There is no mention of a disclaimer after "never more than two coats in any color". KEYWORD HERE is "ANY COLOR". Benjamin Moore certainly wouldn't leave out the words **over a tinted primer where applicable... would they?


----------



## ReNt A PaInTeR (Dec 28, 2008)

Schmidt & Co. said:


> How many coats are specified in your contract?



I don't think he has a contract :whistling2:


----------



## NCPaint1 (Aug 6, 2009)

From the can " Aura matte finish is self priming for most colors and surfaces. Consult with your retailer concerning deep colors that require use of Aura color foundation. Ask your retailer about our special purpose primers for specific surfaces or if the surface to be painted is water stained, smoke damaged, or very slick.


----------



## Retired (Jul 27, 2010)

The better solution for our friend Mitch might be found here:

http://www.myperfectcolor.com/v/vspfiles/benjamin-moore-paint-colors-index.asp

The Benny Moore stores in my old hood are company stores. One of the great bennies was they would give those samples to pros along with MSDS and tech sheets, phone numbers to talk paint with the chemists and anything else needed to keep the real applicators and contractors happy. 

Benny Moore paint? Good stuff. Not all of course like anything else. Regal is great paint. Alkyd base Satin Impervo and Ironclad are great. StaysClear is IMO the best acrylic poly on the market.

== == ==

Objectives:
1. In the paint forum thread, which Benjamin Moore product does the July 27, 2010 post call the best acrylic poly on the market?
2. Turn the paragraph in the paint forum thread that begins "Benny Moore paint? Good stuff." into a short bulleted list that keeps its main points.
3. Please carry on the Benjamin Moore paint forum thread by writing the next post after its last line.

Source data:
== == ==

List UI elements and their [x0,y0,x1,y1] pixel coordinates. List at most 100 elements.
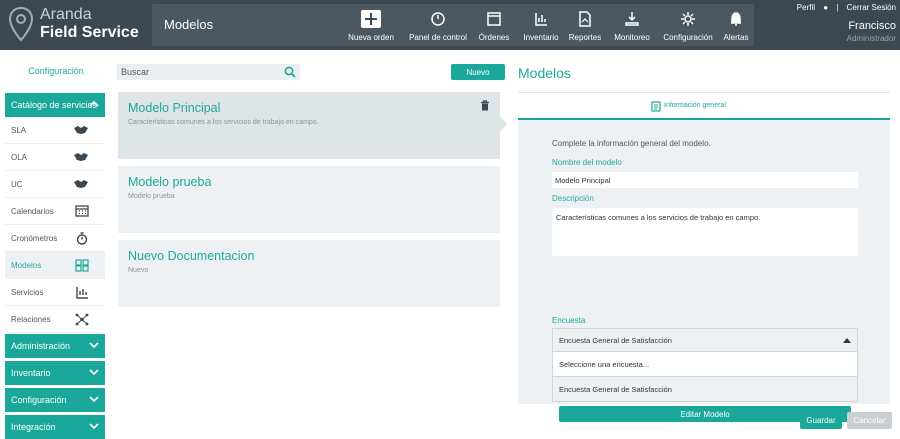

== == ==

Task results:
1. StaysClear

2.
- Benjamin Moore paint is good, though not every product is.
- Regal is great paint.
- The alkyd-base Satin Impervo and Ironclad are great.
- In the writer's opinion, StaysClear is the best acrylic poly on the market.

3.
Not a clue where Mitch is or is from. He has legitmate questions and leaves room for alternatives. IMO, what he might do if possible, is to seek out one of the BM company stores for some really straight answers to his questions. In my hood they never treated anyone like they were some mullet in a plastic sack with sticky gills and sunken eyes just to sell a couple of gallons of paint that might or might not cover in who knows how many coats.


----------



## jack pauhl (Nov 10, 2008)

NCPaint1 said:


> From the can " Aura matte finish is self priming for most colors and surfaces. Consult with your retailer concerning deep colors that require use of Aura color foundation. Ask your retailer about our special purpose primers for specific surfaces or if the surface to be painted is water stained, smoke damaged, or very slick.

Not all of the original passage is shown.